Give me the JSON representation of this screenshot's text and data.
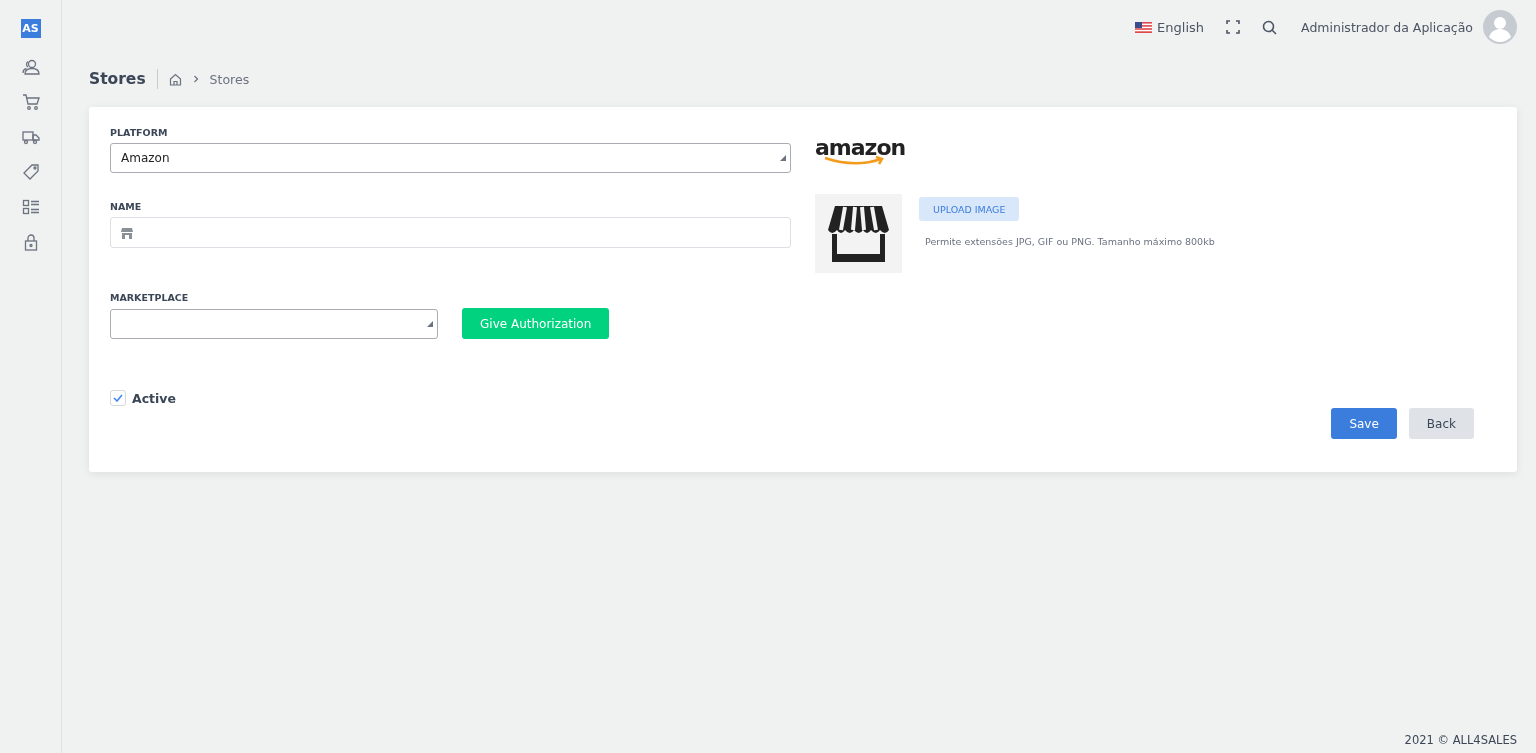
{
  "sidebar": {
    "logo": "AS",
    "items": [
      {
        "selected": false
      },
      {
        "selected": false
      },
      {
        "selected": false
      },
      {
        "selected": false
      },
      {
        "selected": false
      },
      {
        "selected": false
      }
    ]
  },
  "topbar": {
    "language": "English",
    "user": "Administrador da Aplicação"
  },
  "breadcrumb": {
    "title": "Stores",
    "current": "Stores"
  },
  "form": {
    "platform": {
      "label": "PLATFORM",
      "value": "Amazon"
    },
    "name": {
      "label": "NAME"
    },
    "marketplace": {
      "label": "MARKETPLACE"
    },
    "authorize_button": "Give Authorization",
    "active": {
      "label": "Active",
      "checked": true
    },
    "logo_text": "amazon",
    "upload_button": "UPLOAD IMAGE",
    "upload_hint": "Permite extensões JPG, GIF ou PNG. Tamanho máximo 800kb",
    "buttons": [
      {
        "label": "Save",
        "kind": "primary"
      },
      {
        "label": "Back",
        "kind": "secondary"
      }
    ]
  },
  "footer": "2021 © ALL4SALES"
}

:: Task to carry out ::
Without the pictures, output the full listing exactly as it stands.

:: Solution ::
Give me the JSON representation of this screenshot's text and data.
{
  "sidebar": {
    "logo": "AS",
    "items": [
      {
        "selected": false
      },
      {
        "selected": false
      },
      {
        "selected": false
      },
      {
        "selected": false
      },
      {
        "selected": false
      },
      {
        "selected": false
      }
    ]
  },
  "topbar": {
    "language": "English",
    "user": "Administrador da Aplicação"
  },
  "breadcrumb": {
    "title": "Stores",
    "current": "Stores"
  },
  "form": {
    "platform": {
      "label": "PLATFORM",
      "value": "Amazon"
    },
    "name": {
      "label": "NAME"
    },
    "marketplace": {
      "label": "MARKETPLACE"
    },
    "authorize_button": "Give Authorization",
    "active": {
      "label": "Active",
      "checked": true
    },
    "logo_text": "amazon",
    "upload_button": "UPLOAD IMAGE",
    "upload_hint": "Permite extensões JPG, GIF ou PNG. Tamanho máximo 800kb",
    "buttons": [
      {
        "label": "Save",
        "kind": "primary"
      },
      {
        "label": "Back",
        "kind": "secondary"
      }
    ]
  },
  "footer": "2021 © ALL4SALES"
}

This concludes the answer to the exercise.